Transcribe all the records exactly and omit any images they hold.

PROVIDED RECORDS:

# # # # #

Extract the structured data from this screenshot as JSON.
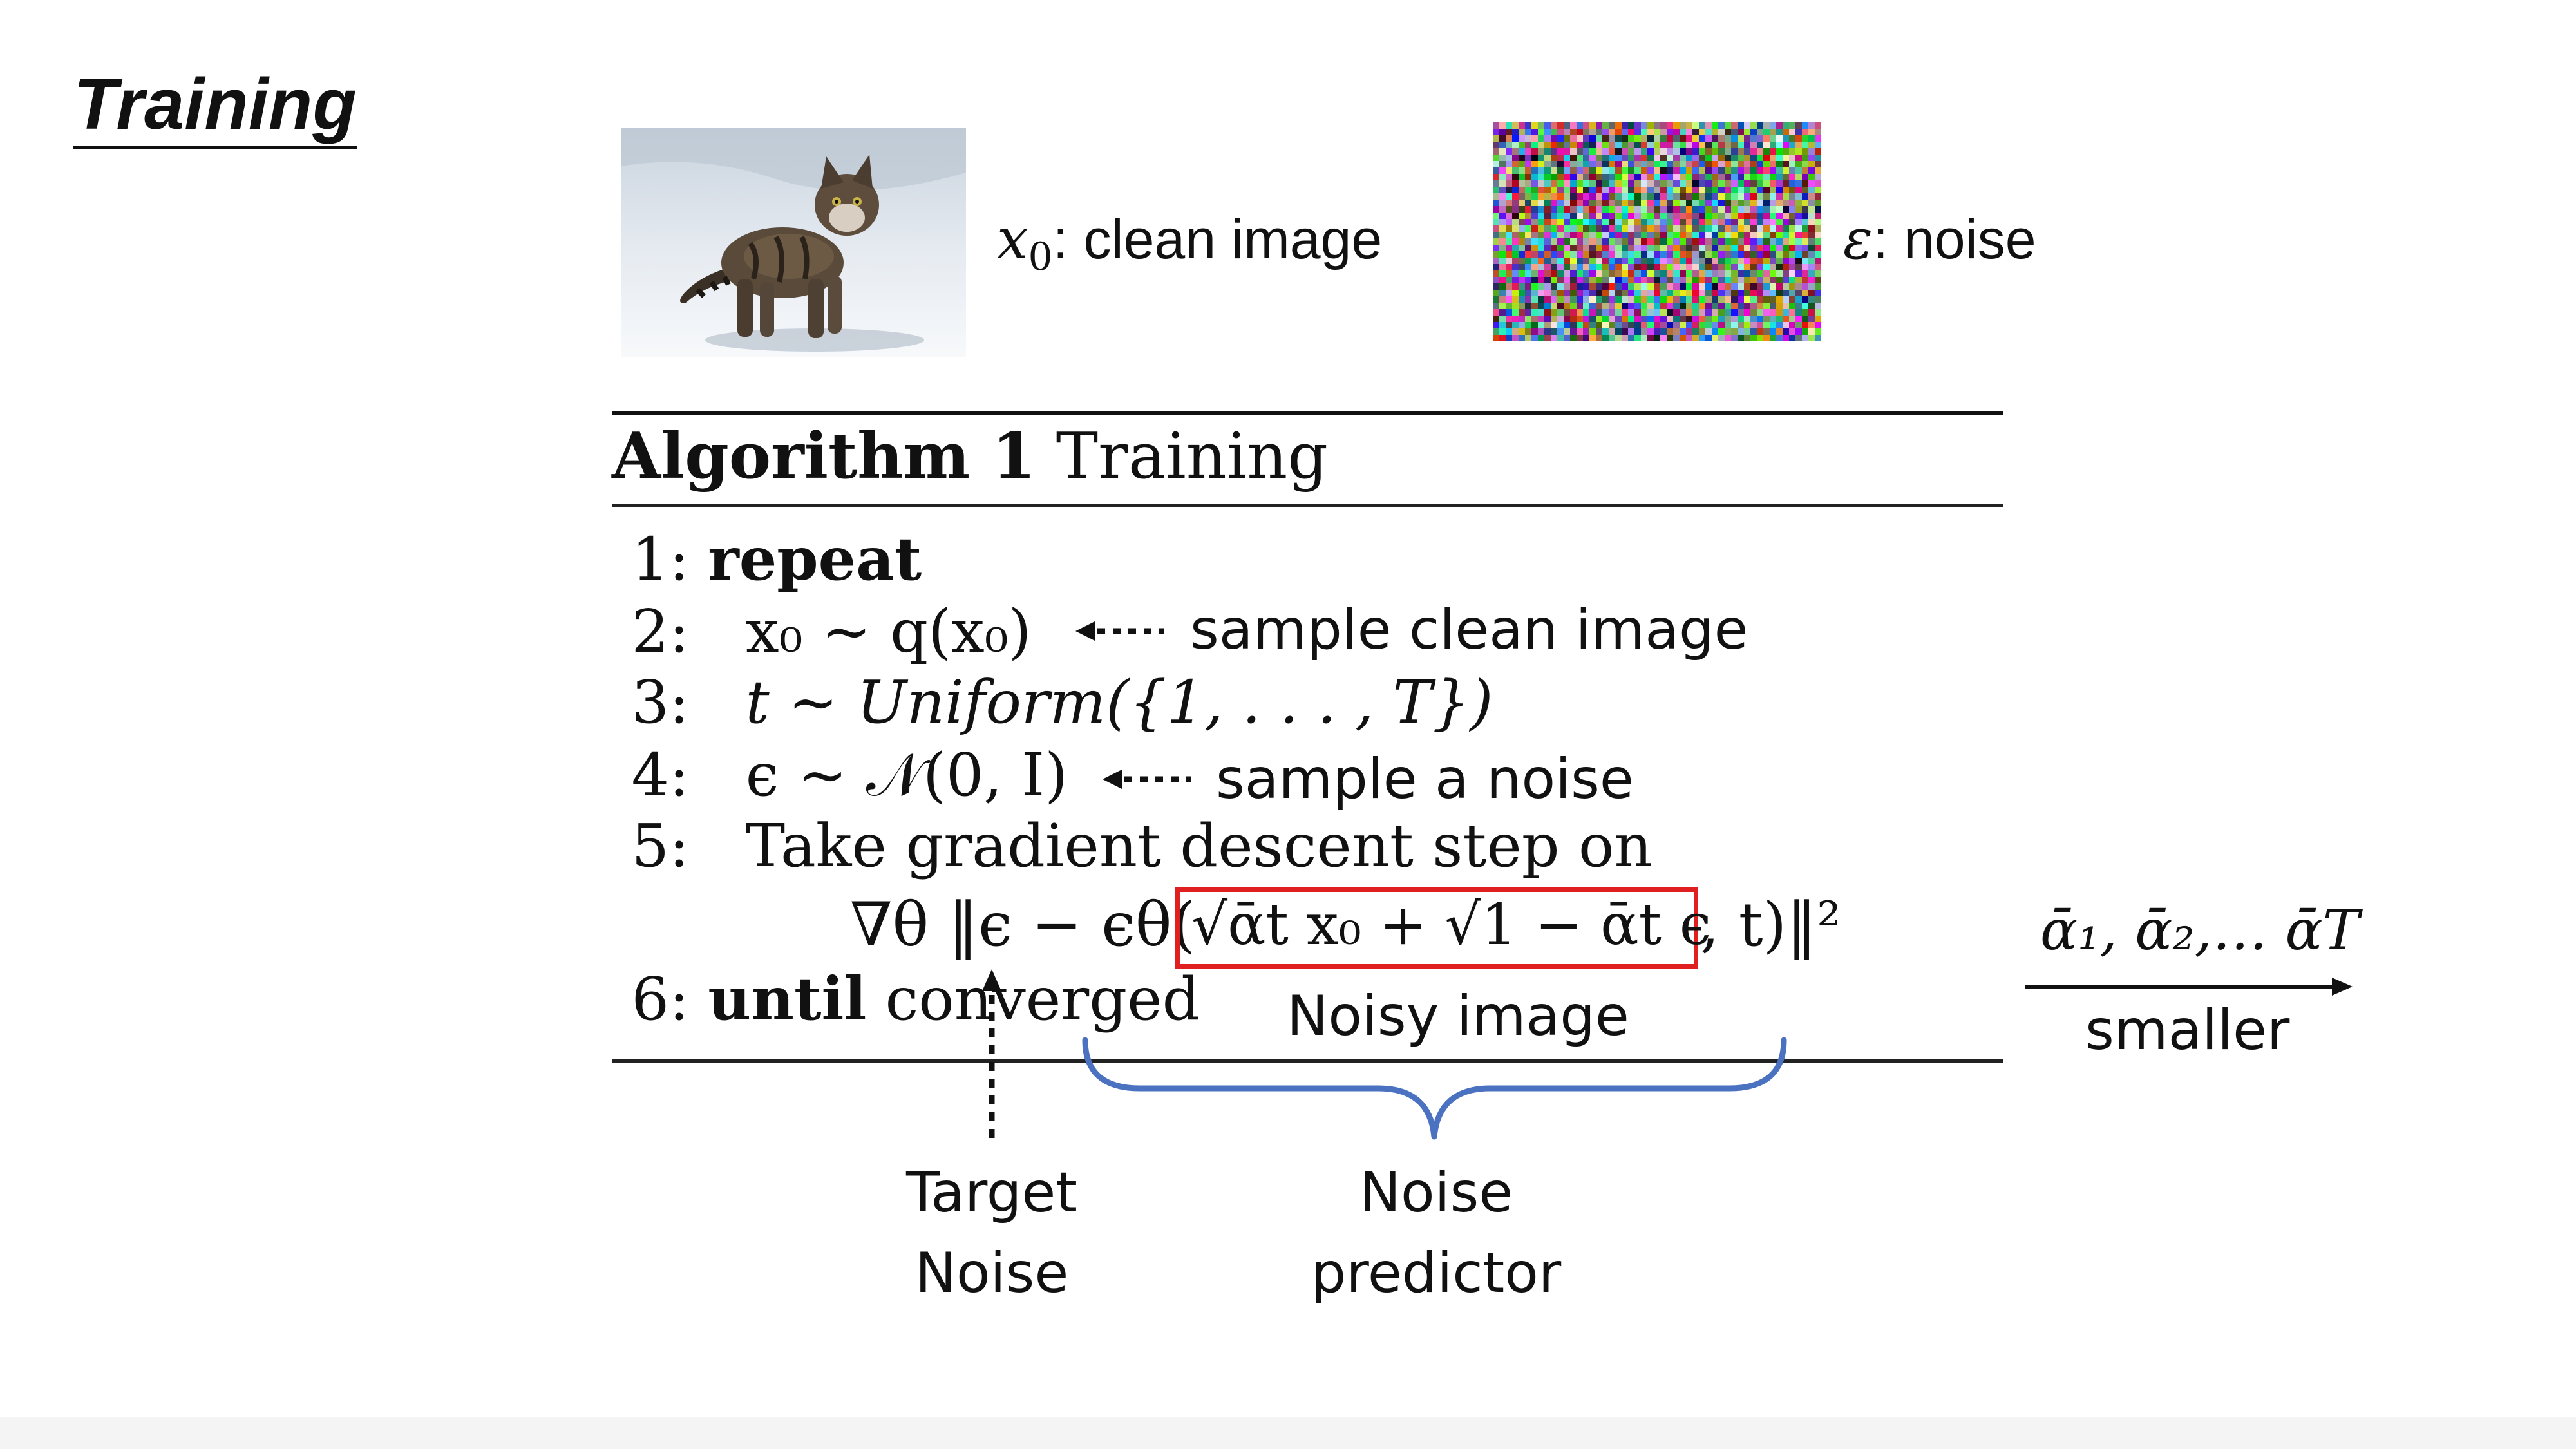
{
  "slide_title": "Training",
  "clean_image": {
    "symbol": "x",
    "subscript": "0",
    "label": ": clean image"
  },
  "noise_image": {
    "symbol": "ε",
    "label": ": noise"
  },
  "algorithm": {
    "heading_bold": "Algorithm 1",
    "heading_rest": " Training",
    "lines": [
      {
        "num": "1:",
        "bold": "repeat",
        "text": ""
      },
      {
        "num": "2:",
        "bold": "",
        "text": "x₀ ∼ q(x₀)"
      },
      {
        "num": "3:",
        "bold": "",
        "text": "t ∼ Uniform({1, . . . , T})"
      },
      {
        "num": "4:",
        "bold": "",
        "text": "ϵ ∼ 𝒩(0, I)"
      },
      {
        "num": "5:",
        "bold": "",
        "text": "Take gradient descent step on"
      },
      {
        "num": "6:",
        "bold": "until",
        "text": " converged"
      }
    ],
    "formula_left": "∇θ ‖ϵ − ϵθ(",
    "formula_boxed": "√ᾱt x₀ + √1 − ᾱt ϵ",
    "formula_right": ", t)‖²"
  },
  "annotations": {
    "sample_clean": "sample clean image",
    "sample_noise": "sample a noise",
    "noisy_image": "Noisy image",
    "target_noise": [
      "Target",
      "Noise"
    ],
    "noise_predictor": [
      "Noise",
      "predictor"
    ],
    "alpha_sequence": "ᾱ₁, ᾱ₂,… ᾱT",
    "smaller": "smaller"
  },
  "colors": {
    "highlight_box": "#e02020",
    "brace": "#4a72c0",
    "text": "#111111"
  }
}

# # # # #

RESPONSE TO THE EXERCISE:
Extract the structured data from this screenshot as JSON.
{
  "slide_title": "Training",
  "clean_image": {
    "symbol": "x",
    "subscript": "0",
    "label": ": clean image"
  },
  "noise_image": {
    "symbol": "ε",
    "label": ": noise"
  },
  "algorithm": {
    "heading_bold": "Algorithm 1",
    "heading_rest": " Training",
    "lines": [
      {
        "num": "1:",
        "bold": "repeat",
        "text": ""
      },
      {
        "num": "2:",
        "bold": "",
        "text": "x₀ ∼ q(x₀)"
      },
      {
        "num": "3:",
        "bold": "",
        "text": "t ∼ Uniform({1, . . . , T})"
      },
      {
        "num": "4:",
        "bold": "",
        "text": "ϵ ∼ 𝒩(0, I)"
      },
      {
        "num": "5:",
        "bold": "",
        "text": "Take gradient descent step on"
      },
      {
        "num": "6:",
        "bold": "until",
        "text": " converged"
      }
    ],
    "formula_left": "∇θ ‖ϵ − ϵθ(",
    "formula_boxed": "√ᾱt x₀ + √1 − ᾱt ϵ",
    "formula_right": ", t)‖²"
  },
  "annotations": {
    "sample_clean": "sample clean image",
    "sample_noise": "sample a noise",
    "noisy_image": "Noisy image",
    "target_noise": [
      "Target",
      "Noise"
    ],
    "noise_predictor": [
      "Noise",
      "predictor"
    ],
    "alpha_sequence": "ᾱ₁, ᾱ₂,… ᾱT",
    "smaller": "smaller"
  },
  "colors": {
    "highlight_box": "#e02020",
    "brace": "#4a72c0",
    "text": "#111111"
  }
}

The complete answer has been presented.